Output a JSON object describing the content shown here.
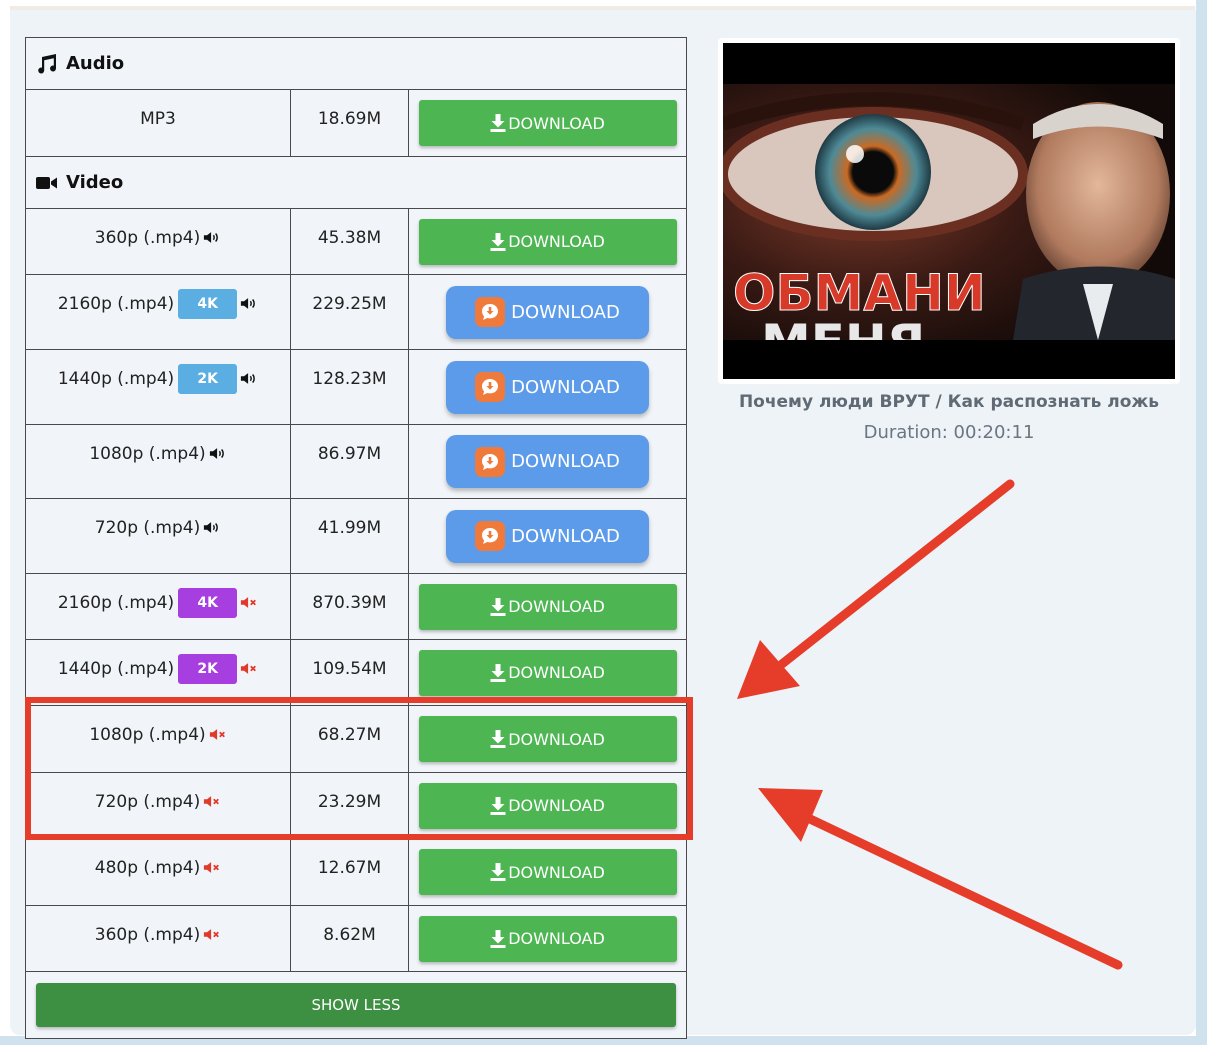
{
  "audio_section": {
    "label": "Audio"
  },
  "video_section": {
    "label": "Video"
  },
  "download_label": "DOWNLOAD",
  "rows": {
    "mp3": {
      "format": "MP3",
      "size": "18.69M"
    },
    "v360a": {
      "format": "360p (.mp4)",
      "size": "45.38M"
    },
    "v2160a": {
      "format": "2160p (.mp4)",
      "badge": "4K",
      "size": "229.25M"
    },
    "v1440a": {
      "format": "1440p (.mp4)",
      "badge": "2K",
      "size": "128.23M"
    },
    "v1080a": {
      "format": "1080p (.mp4)",
      "size": "86.97M"
    },
    "v720a": {
      "format": "720p (.mp4)",
      "size": "41.99M"
    },
    "v2160m": {
      "format": "2160p (.mp4)",
      "badge": "4K",
      "size": "870.39M"
    },
    "v1440m": {
      "format": "1440p (.mp4)",
      "badge": "2K",
      "size": "109.54M"
    },
    "v1080m": {
      "format": "1080p (.mp4)",
      "size": "68.27M"
    },
    "v720m": {
      "format": "720p (.mp4)",
      "size": "23.29M"
    },
    "v480m": {
      "format": "480p (.mp4)",
      "size": "12.67M"
    },
    "v360m": {
      "format": "360p (.mp4)",
      "size": "8.62M"
    }
  },
  "show_less_label": "SHOW LESS",
  "video": {
    "thumbnail_text_line1": "ОБМАНИ",
    "thumbnail_text_line2": "МЕНЯ",
    "title": "Почему люди ВРУТ / Как распознать ложь",
    "duration": "Duration: 00:20:11"
  },
  "colors": {
    "green_button": "#4db552",
    "blue_button": "#5b9bea",
    "show_less_button": "#3d8f41",
    "badge_blue": "#5aaee2",
    "badge_purple": "#a63ee0",
    "annotation_red": "#e63c2a"
  },
  "icons": {
    "audio": "music-note-icon",
    "video": "video-camera-icon",
    "sound_on": "speaker-on-icon",
    "sound_off": "speaker-muted-icon",
    "download": "download-arrow-icon",
    "app": "app-chat-icon"
  }
}
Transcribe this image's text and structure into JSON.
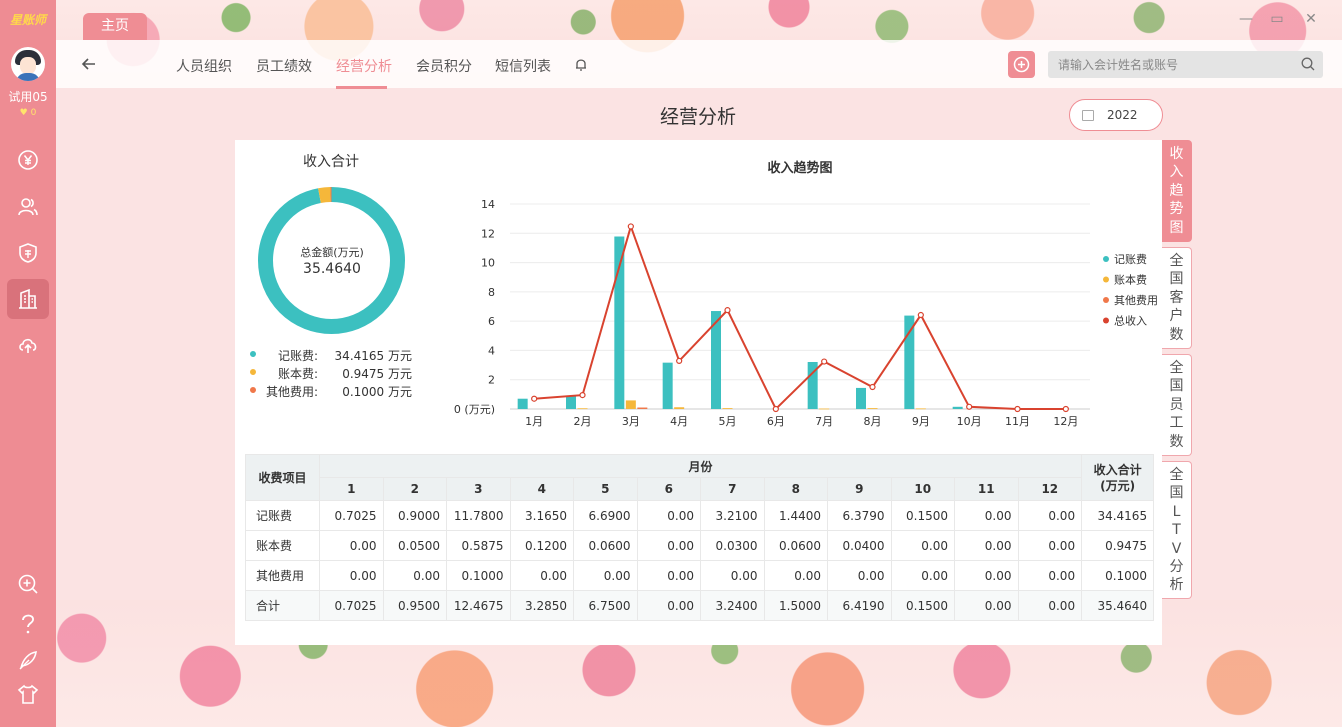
{
  "brand": "星账师",
  "user": {
    "name": "试用05",
    "points": "0"
  },
  "home_tab": "主页",
  "window": {
    "minimize": "—",
    "maximize": "▭",
    "close": "✕"
  },
  "nav": {
    "items": [
      "人员组织",
      "员工绩效",
      "经营分析",
      "会员积分",
      "短信列表"
    ],
    "active": "经营分析"
  },
  "search": {
    "placeholder": "请输入会计姓名或账号"
  },
  "page": {
    "title": "经营分析",
    "year": "2022"
  },
  "side_tabs": [
    "收入趋势图",
    "全国客户数",
    "全国员工数",
    "全国LTV分析"
  ],
  "donut": {
    "title": "收入合计",
    "center_label": "总金额(万元)",
    "total": "35.4640",
    "segments": [
      {
        "label": "记账费:",
        "value": "34.4165 万元",
        "amount": 34.4165,
        "color": "#3cc0c0"
      },
      {
        "label": "账本费:",
        "value": "0.9475 万元",
        "amount": 0.9475,
        "color": "#f5b73a"
      },
      {
        "label": "其他费用:",
        "value": "0.1000 万元",
        "amount": 0.1,
        "color": "#f0784a"
      }
    ]
  },
  "colors": {
    "accent": "#ef8d94",
    "sidebar": "#ee8c93",
    "teal": "#3cc0c0",
    "yellow": "#f5b73a",
    "orange": "#f0784a",
    "red": "#d9432f"
  },
  "chart_data": {
    "type": "bar",
    "title": "收入趋势图",
    "categories": [
      "1月",
      "2月",
      "3月",
      "4月",
      "5月",
      "6月",
      "7月",
      "8月",
      "9月",
      "10月",
      "11月",
      "12月"
    ],
    "ylim": [
      0,
      14
    ],
    "yticks": [
      "0 (万元)",
      "2",
      "4",
      "6",
      "8",
      "10",
      "12",
      "14"
    ],
    "legend_position": "right",
    "series": [
      {
        "name": "记账费",
        "type": "bar",
        "color": "#3cc0c0",
        "values": [
          0.7025,
          0.9,
          11.78,
          3.165,
          6.69,
          0,
          3.21,
          1.44,
          6.379,
          0.15,
          0,
          0
        ]
      },
      {
        "name": "账本费",
        "type": "bar",
        "color": "#f5b73a",
        "values": [
          0,
          0.05,
          0.5875,
          0.12,
          0.06,
          0,
          0.03,
          0.06,
          0.04,
          0,
          0,
          0
        ]
      },
      {
        "name": "其他费用",
        "type": "bar",
        "color": "#f0784a",
        "values": [
          0,
          0,
          0.1,
          0,
          0,
          0,
          0,
          0,
          0,
          0,
          0,
          0
        ]
      },
      {
        "name": "总收入",
        "type": "line",
        "color": "#d9432f",
        "values": [
          0.7025,
          0.95,
          12.4675,
          3.285,
          6.75,
          0,
          3.24,
          1.5,
          6.419,
          0.15,
          0,
          0
        ]
      }
    ]
  },
  "table": {
    "item_header": "收费项目",
    "month_header": "月份",
    "total_header": "收入合计\n(万元)",
    "months": [
      "1",
      "2",
      "3",
      "4",
      "5",
      "6",
      "7",
      "8",
      "9",
      "10",
      "11",
      "12"
    ],
    "rows": [
      {
        "name": "记账费",
        "cells": [
          "0.7025",
          "0.9000",
          "11.7800",
          "3.1650",
          "6.6900",
          "0.00",
          "3.2100",
          "1.4400",
          "6.3790",
          "0.1500",
          "0.00",
          "0.00"
        ],
        "total": "34.4165"
      },
      {
        "name": "账本费",
        "cells": [
          "0.00",
          "0.0500",
          "0.5875",
          "0.1200",
          "0.0600",
          "0.00",
          "0.0300",
          "0.0600",
          "0.0400",
          "0.00",
          "0.00",
          "0.00"
        ],
        "total": "0.9475"
      },
      {
        "name": "其他费用",
        "cells": [
          "0.00",
          "0.00",
          "0.1000",
          "0.00",
          "0.00",
          "0.00",
          "0.00",
          "0.00",
          "0.00",
          "0.00",
          "0.00",
          "0.00"
        ],
        "total": "0.1000"
      },
      {
        "name": "合计",
        "cells": [
          "0.7025",
          "0.9500",
          "12.4675",
          "3.2850",
          "6.7500",
          "0.00",
          "3.2400",
          "1.5000",
          "6.4190",
          "0.1500",
          "0.00",
          "0.00"
        ],
        "total": "35.4640"
      }
    ]
  }
}
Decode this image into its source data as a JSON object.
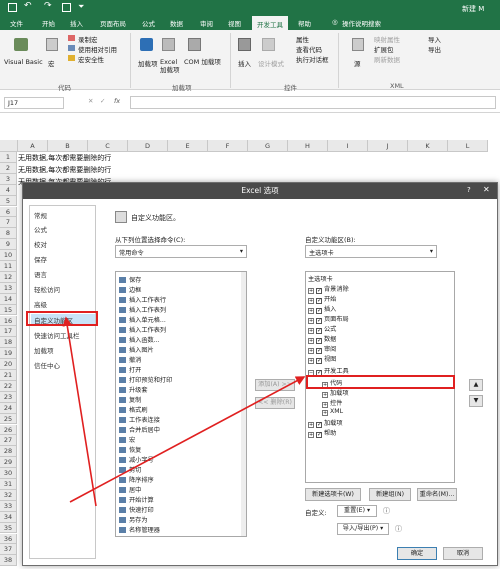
{
  "titlebar": {
    "app_name": "新建 M"
  },
  "tabs": [
    "文件",
    "开始",
    "插入",
    "页面布局",
    "公式",
    "数据",
    "审阅",
    "视图",
    "开发工具",
    "帮助",
    "操作说明搜索"
  ],
  "ribbon": {
    "vb": "Visual Basic",
    "macro": "宏",
    "record": "录制宏",
    "relative": "使用相对引用",
    "security": "宏安全性",
    "group_code": "代码",
    "addins": "加载项",
    "excel_addins": "Excel 加载项",
    "com_addins": "COM 加载项",
    "group_addins": "加载项",
    "insert": "插入",
    "design": "设计模式",
    "properties": "属性",
    "view_code": "查看代码",
    "run_dialog": "执行对话框",
    "group_controls": "控件",
    "source": "源",
    "map_props": "映射属性",
    "expansion": "扩展包",
    "refresh": "刷新数据",
    "import": "导入",
    "export": "导出",
    "group_xml": "XML"
  },
  "formula": {
    "namebox": "J17",
    "fx": "fx"
  },
  "columns": [
    "A",
    "B",
    "C",
    "D",
    "E",
    "F",
    "G",
    "H",
    "I",
    "J",
    "K",
    "L"
  ],
  "rows": [
    "1",
    "2",
    "3",
    "4",
    "5",
    "6",
    "7",
    "8",
    "9",
    "10",
    "11",
    "12",
    "13",
    "14",
    "15",
    "16",
    "17",
    "18",
    "19",
    "20",
    "21",
    "22",
    "23",
    "24",
    "25",
    "26",
    "27",
    "28",
    "29",
    "30",
    "31",
    "32",
    "33",
    "34",
    "35",
    "36",
    "37",
    "38"
  ],
  "cell_text": [
    "无用数据,每次都需要删除的行",
    "无用数据,每次都需要删除的行",
    "无用数据,每次都需要删除的行"
  ],
  "dialog": {
    "title": "Excel 选项",
    "help": "?",
    "nav": [
      "常规",
      "公式",
      "校对",
      "保存",
      "语言",
      "轻松访问",
      "高级",
      "自定义功能区",
      "快速访问工具栏",
      "加载项",
      "信任中心"
    ],
    "header": "自定义功能区。",
    "left_label": "从下列位置选择命令(C):",
    "left_value": "常用命令",
    "right_label": "自定义功能区(B):",
    "right_value": "主选项卡",
    "commands": [
      "保存",
      "边框",
      "插入工作表行",
      "插入工作表列",
      "插入单元格...",
      "插入工作表列",
      "插入函数...",
      "插入图片",
      "撤消",
      "打开",
      "打印预览和打印",
      "升级套",
      "复制",
      "格式刷",
      "工作表连接",
      "合并后居中",
      "宏",
      "恢复",
      "减小字号",
      "剪切",
      "降序排序",
      "居中",
      "开始计算",
      "快速打印",
      "另存为",
      "名称管理器"
    ],
    "add_button": "添加(A) >>",
    "remove_button": "<< 删除(R)",
    "tree_header": "主选项卡",
    "tree": [
      "背景消除",
      "开始",
      "插入",
      "页面布局",
      "公式",
      "数据",
      "审阅",
      "视图",
      "开发工具",
      "代码",
      "加载项",
      "控件",
      "XML",
      "加载项",
      "帮助"
    ],
    "new_tab": "新建选项卡(W)",
    "new_group": "新建组(N)",
    "rename": "重命名(M)...",
    "customize_label": "自定义:",
    "reset": "重置(E)",
    "import_export": "导入/导出(P)",
    "ok": "确定",
    "cancel": "取消"
  },
  "colors": {
    "excel_green": "#217346",
    "annotation_red": "#e02020",
    "selected_blue": "#c9e3f7"
  }
}
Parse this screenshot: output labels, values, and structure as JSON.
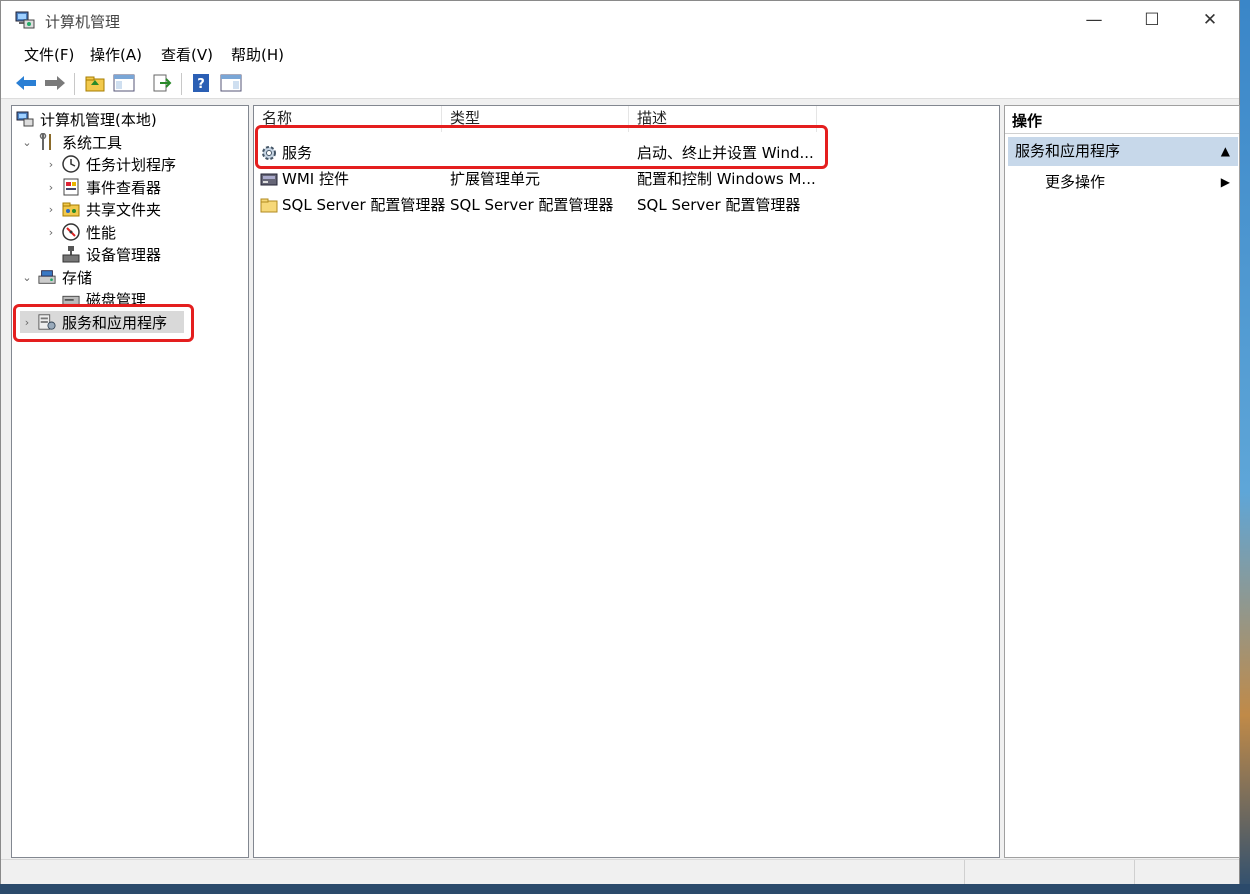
{
  "window": {
    "title": "计算机管理"
  },
  "menu": [
    {
      "label": "文件(F)"
    },
    {
      "label": "操作(A)"
    },
    {
      "label": "查看(V)"
    },
    {
      "label": "帮助(H)"
    }
  ],
  "window_controls": {
    "minimize": "—",
    "maximize": "☐",
    "close": "✕"
  },
  "toolbar": [
    "back-icon",
    "forward-icon",
    "up-folder-icon",
    "show-hide-tree-icon",
    "export-list-icon",
    "help-icon",
    "show-hide-action-pane-icon"
  ],
  "tree": {
    "root": "计算机管理(本地)",
    "system_tools": "系统工具",
    "task_scheduler": "任务计划程序",
    "event_viewer": "事件查看器",
    "shared_folders": "共享文件夹",
    "performance": "性能",
    "device_manager": "设备管理器",
    "storage": "存储",
    "disk_management": "磁盘管理",
    "services_apps": "服务和应用程序",
    "expanded_arrow": "⌄",
    "collapsed_arrow": "›"
  },
  "columns": {
    "name": "名称",
    "type": "类型",
    "desc": "描述"
  },
  "rows": [
    {
      "name": "服务",
      "type": "",
      "desc": "启动、终止并设置 Wind..."
    },
    {
      "name": "WMI 控件",
      "type": "扩展管理单元",
      "desc": "配置和控制 Windows M..."
    },
    {
      "name": "SQL Server 配置管理器",
      "type": "SQL Server 配置管理器",
      "desc": "SQL Server 配置管理器"
    }
  ],
  "actions": {
    "header": "操作",
    "group": "服务和应用程序",
    "group_caret": "▲",
    "more": "更多操作",
    "more_caret": "▶"
  },
  "colors": {
    "selection_highlight": "#e41e1e",
    "action_group_bg": "#c7d8ea"
  }
}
▬▬▬▬▬▬
Copy out exactly the lines between the line containing "Parse this screenshot: output" and the end of the entries, including both, and leave the pictures behind.

Parse this screenshot: output labels, values, and structure as JSON.
{
  "window": {
    "title": "计算机管理"
  },
  "menu": [
    {
      "label": "文件(F)"
    },
    {
      "label": "操作(A)"
    },
    {
      "label": "查看(V)"
    },
    {
      "label": "帮助(H)"
    }
  ],
  "window_controls": {
    "minimize": "—",
    "maximize": "☐",
    "close": "✕"
  },
  "toolbar": [
    "back-icon",
    "forward-icon",
    "up-folder-icon",
    "show-hide-tree-icon",
    "export-list-icon",
    "help-icon",
    "show-hide-action-pane-icon"
  ],
  "tree": {
    "root": "计算机管理(本地)",
    "system_tools": "系统工具",
    "task_scheduler": "任务计划程序",
    "event_viewer": "事件查看器",
    "shared_folders": "共享文件夹",
    "performance": "性能",
    "device_manager": "设备管理器",
    "storage": "存储",
    "disk_management": "磁盘管理",
    "services_apps": "服务和应用程序",
    "expanded_arrow": "⌄",
    "collapsed_arrow": "›"
  },
  "columns": {
    "name": "名称",
    "type": "类型",
    "desc": "描述"
  },
  "rows": [
    {
      "name": "服务",
      "type": "",
      "desc": "启动、终止并设置 Wind..."
    },
    {
      "name": "WMI 控件",
      "type": "扩展管理单元",
      "desc": "配置和控制 Windows M..."
    },
    {
      "name": "SQL Server 配置管理器",
      "type": "SQL Server 配置管理器",
      "desc": "SQL Server 配置管理器"
    }
  ],
  "actions": {
    "header": "操作",
    "group": "服务和应用程序",
    "group_caret": "▲",
    "more": "更多操作",
    "more_caret": "▶"
  },
  "colors": {
    "selection_highlight": "#e41e1e",
    "action_group_bg": "#c7d8ea"
  }
}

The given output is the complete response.